## Instruction
Will you write out all the entries below exactly?

Saved entries:
===============
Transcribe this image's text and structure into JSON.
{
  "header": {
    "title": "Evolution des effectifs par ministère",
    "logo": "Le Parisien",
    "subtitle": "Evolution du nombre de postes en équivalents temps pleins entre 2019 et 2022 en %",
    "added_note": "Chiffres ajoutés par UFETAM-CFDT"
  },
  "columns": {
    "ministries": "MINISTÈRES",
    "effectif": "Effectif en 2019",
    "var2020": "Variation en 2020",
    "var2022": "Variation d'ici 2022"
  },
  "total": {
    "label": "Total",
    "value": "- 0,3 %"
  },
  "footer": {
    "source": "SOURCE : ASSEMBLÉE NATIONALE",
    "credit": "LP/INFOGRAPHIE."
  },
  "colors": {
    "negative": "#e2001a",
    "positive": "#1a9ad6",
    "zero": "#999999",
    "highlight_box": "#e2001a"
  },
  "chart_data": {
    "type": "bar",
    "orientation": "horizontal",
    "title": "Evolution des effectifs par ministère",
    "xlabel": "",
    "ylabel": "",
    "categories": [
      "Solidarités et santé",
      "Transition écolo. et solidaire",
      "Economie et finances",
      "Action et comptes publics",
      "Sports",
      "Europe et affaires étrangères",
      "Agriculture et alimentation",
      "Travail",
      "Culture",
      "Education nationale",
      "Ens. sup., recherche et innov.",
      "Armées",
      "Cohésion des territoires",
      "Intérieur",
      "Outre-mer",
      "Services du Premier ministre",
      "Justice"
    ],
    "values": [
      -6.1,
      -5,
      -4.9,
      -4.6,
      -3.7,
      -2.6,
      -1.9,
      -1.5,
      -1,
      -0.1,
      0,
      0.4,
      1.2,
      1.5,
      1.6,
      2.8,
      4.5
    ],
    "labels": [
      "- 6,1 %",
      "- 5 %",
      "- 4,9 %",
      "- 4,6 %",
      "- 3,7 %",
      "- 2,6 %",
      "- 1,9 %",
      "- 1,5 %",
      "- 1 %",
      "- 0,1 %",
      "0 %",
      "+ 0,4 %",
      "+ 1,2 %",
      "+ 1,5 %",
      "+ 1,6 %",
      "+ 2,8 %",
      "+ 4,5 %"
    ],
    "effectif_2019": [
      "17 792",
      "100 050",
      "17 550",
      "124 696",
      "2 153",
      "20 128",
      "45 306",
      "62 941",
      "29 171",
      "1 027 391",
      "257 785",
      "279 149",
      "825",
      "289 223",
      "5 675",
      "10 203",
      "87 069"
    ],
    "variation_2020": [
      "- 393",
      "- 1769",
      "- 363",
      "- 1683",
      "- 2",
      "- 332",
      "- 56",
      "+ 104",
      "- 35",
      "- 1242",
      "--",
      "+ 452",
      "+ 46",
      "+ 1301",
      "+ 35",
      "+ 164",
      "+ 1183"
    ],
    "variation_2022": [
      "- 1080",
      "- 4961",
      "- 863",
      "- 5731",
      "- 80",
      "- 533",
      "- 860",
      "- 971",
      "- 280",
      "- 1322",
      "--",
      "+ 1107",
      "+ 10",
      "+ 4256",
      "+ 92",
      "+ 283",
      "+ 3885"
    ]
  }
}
===============
## Answer to this exercise
Transcribe this image's text and structure into JSON.
{
  "header": {
    "title": "Evolution des effectifs par ministère",
    "logo": "Le Parisien",
    "subtitle": "Evolution du nombre de postes en équivalents temps pleins entre 2019 et 2022 en %",
    "added_note": "Chiffres ajoutés par UFETAM-CFDT"
  },
  "columns": {
    "ministries": "MINISTÈRES",
    "effectif": "Effectif en 2019",
    "var2020": "Variation en 2020",
    "var2022": "Variation d'ici 2022"
  },
  "total": {
    "label": "Total",
    "value": "- 0,3 %"
  },
  "footer": {
    "source": "SOURCE : ASSEMBLÉE NATIONALE",
    "credit": "LP/INFOGRAPHIE."
  },
  "colors": {
    "negative": "#e2001a",
    "positive": "#1a9ad6",
    "zero": "#999999",
    "highlight_box": "#e2001a"
  },
  "chart_data": {
    "type": "bar",
    "orientation": "horizontal",
    "title": "Evolution des effectifs par ministère",
    "xlabel": "",
    "ylabel": "",
    "categories": [
      "Solidarités et santé",
      "Transition écolo. et solidaire",
      "Economie et finances",
      "Action et comptes publics",
      "Sports",
      "Europe et affaires étrangères",
      "Agriculture et alimentation",
      "Travail",
      "Culture",
      "Education nationale",
      "Ens. sup., recherche et innov.",
      "Armées",
      "Cohésion des territoires",
      "Intérieur",
      "Outre-mer",
      "Services du Premier ministre",
      "Justice"
    ],
    "values": [
      -6.1,
      -5,
      -4.9,
      -4.6,
      -3.7,
      -2.6,
      -1.9,
      -1.5,
      -1,
      -0.1,
      0,
      0.4,
      1.2,
      1.5,
      1.6,
      2.8,
      4.5
    ],
    "labels": [
      "- 6,1 %",
      "- 5 %",
      "- 4,9 %",
      "- 4,6 %",
      "- 3,7 %",
      "- 2,6 %",
      "- 1,9 %",
      "- 1,5 %",
      "- 1 %",
      "- 0,1 %",
      "0 %",
      "+ 0,4 %",
      "+ 1,2 %",
      "+ 1,5 %",
      "+ 1,6 %",
      "+ 2,8 %",
      "+ 4,5 %"
    ],
    "effectif_2019": [
      "17 792",
      "100 050",
      "17 550",
      "124 696",
      "2 153",
      "20 128",
      "45 306",
      "62 941",
      "29 171",
      "1 027 391",
      "257 785",
      "279 149",
      "825",
      "289 223",
      "5 675",
      "10 203",
      "87 069"
    ],
    "variation_2020": [
      "- 393",
      "- 1769",
      "- 363",
      "- 1683",
      "- 2",
      "- 332",
      "- 56",
      "+ 104",
      "- 35",
      "- 1242",
      "--",
      "+ 452",
      "+ 46",
      "+ 1301",
      "+ 35",
      "+ 164",
      "+ 1183"
    ],
    "variation_2022": [
      "- 1080",
      "- 4961",
      "- 863",
      "- 5731",
      "- 80",
      "- 533",
      "- 860",
      "- 971",
      "- 280",
      "- 1322",
      "--",
      "+ 1107",
      "+ 10",
      "+ 4256",
      "+ 92",
      "+ 283",
      "+ 3885"
    ]
  }
}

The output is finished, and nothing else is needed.